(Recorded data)
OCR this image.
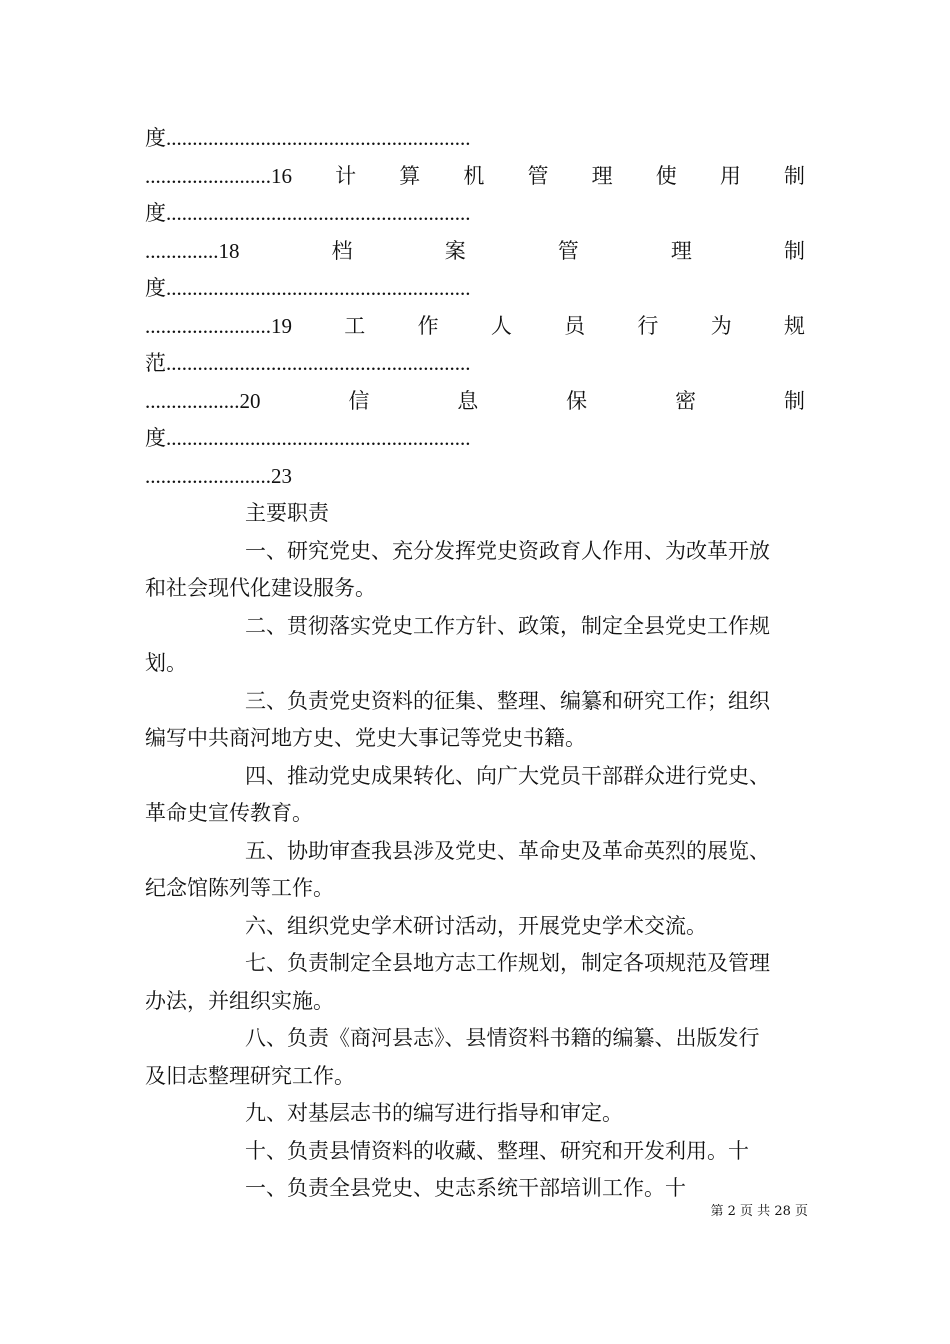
度..........................................................
........................16 计 算 机 管 理 使 用 制
度..........................................................
..............18	档	案	管	理	制
度..........................................................
........................19 工 作 人 员 行 为 规
范..........................................................
..................20	信	息	保	密	制
度..........................................................
........................23
主要职责
一、研究党史、充分发挥党史资政育人作用、为改革开放
和社会现代化建设服务。
二、贯彻落实党史工作方针、政策，制定全县党史工作规
划。
三、负责党史资料的征集、整理、编纂和研究工作；组织
编写中共商河地方史、党史大事记等党史书籍。
四、推动党史成果转化、向广大党员干部群众进行党史、
革命史宣传教育。
五、协助审查我县涉及党史、革命史及革命英烈的展览、
纪念馆陈列等工作。
六、组织党史学术研讨活动，开展党史学术交流。
七、负责制定全县地方志工作规划，制定各项规范及管理
办法，并组织实施。
八、负责《商河县志》、县情资料书籍的编纂、出版发行
及旧志整理研究工作。
九、对基层志书的编写进行指导和审定。
十、负责县情资料的收藏、整理、研究和开发利用。十
一、负责全县党史、史志系统干部培训工作。十
第 2 页 共 28 页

▸ JOB:
Reproduce all the entries that precede this task, word for word, minus any pictures.

▸ ANSWER TO THE PROBLEM:
OCR this image.
度..........................................................
........................16 计 算 机 管 理 使 用 制
度..........................................................
..............18	档	案	管	理	制
度..........................................................
........................19 工 作 人 员 行 为 规
范..........................................................
..................20	信	息	保	密	制
度..........................................................
........................23
主要职责
一、研究党史、充分发挥党史资政育人作用、为改革开放
和社会现代化建设服务。
二、贯彻落实党史工作方针、政策，制定全县党史工作规
划。
三、负责党史资料的征集、整理、编纂和研究工作；组织
编写中共商河地方史、党史大事记等党史书籍。
四、推动党史成果转化、向广大党员干部群众进行党史、
革命史宣传教育。
五、协助审查我县涉及党史、革命史及革命英烈的展览、
纪念馆陈列等工作。
六、组织党史学术研讨活动，开展党史学术交流。
七、负责制定全县地方志工作规划，制定各项规范及管理
办法，并组织实施。
八、负责《商河县志》、县情资料书籍的编纂、出版发行
及旧志整理研究工作。
九、对基层志书的编写进行指导和审定。
十、负责县情资料的收藏、整理、研究和开发利用。十
一、负责全县党史、史志系统干部培训工作。十
第 2 页 共 28 页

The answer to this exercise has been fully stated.